■ TASK OBJECTIVE ■
Go through the records below line by line. Count the lines with "Chlorine" and give the count alone.
** START OF RECORD LIST **
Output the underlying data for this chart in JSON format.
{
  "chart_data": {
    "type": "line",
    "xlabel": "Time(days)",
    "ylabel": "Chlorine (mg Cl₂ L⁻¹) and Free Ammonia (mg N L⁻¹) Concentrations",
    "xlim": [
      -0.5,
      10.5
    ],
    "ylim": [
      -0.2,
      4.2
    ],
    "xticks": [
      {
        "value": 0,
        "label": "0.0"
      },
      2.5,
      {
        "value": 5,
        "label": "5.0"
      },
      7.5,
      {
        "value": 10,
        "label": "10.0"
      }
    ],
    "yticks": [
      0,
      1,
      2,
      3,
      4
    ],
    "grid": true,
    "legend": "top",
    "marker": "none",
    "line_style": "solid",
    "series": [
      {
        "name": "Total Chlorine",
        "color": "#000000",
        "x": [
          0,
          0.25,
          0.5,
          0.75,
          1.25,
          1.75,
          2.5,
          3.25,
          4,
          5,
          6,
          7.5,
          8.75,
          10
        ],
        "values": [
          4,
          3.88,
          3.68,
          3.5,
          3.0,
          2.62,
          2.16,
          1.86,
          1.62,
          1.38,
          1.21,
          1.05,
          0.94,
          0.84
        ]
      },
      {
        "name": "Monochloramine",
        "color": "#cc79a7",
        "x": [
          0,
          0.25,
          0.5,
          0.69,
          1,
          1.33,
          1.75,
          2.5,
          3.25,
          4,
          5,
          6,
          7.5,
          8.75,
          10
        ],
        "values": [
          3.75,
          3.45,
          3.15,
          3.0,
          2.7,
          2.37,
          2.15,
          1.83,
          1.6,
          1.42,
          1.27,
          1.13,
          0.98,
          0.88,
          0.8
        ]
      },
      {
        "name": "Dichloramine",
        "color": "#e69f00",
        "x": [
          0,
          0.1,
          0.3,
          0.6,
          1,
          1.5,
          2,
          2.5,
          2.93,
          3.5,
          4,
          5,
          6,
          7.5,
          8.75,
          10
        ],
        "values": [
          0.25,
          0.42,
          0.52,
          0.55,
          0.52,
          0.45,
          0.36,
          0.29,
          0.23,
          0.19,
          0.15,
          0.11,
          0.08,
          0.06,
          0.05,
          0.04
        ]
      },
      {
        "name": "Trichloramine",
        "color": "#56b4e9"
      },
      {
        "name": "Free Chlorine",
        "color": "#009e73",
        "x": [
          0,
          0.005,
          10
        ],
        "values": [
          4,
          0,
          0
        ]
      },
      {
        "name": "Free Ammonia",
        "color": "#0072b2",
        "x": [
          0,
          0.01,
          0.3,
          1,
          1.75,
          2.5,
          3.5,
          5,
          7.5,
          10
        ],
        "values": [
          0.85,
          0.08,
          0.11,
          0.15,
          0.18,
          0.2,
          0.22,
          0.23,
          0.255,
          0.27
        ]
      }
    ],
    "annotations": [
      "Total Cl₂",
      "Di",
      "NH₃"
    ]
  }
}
** END OF RECORD LIST **
■ ANSWER BELOW ■
3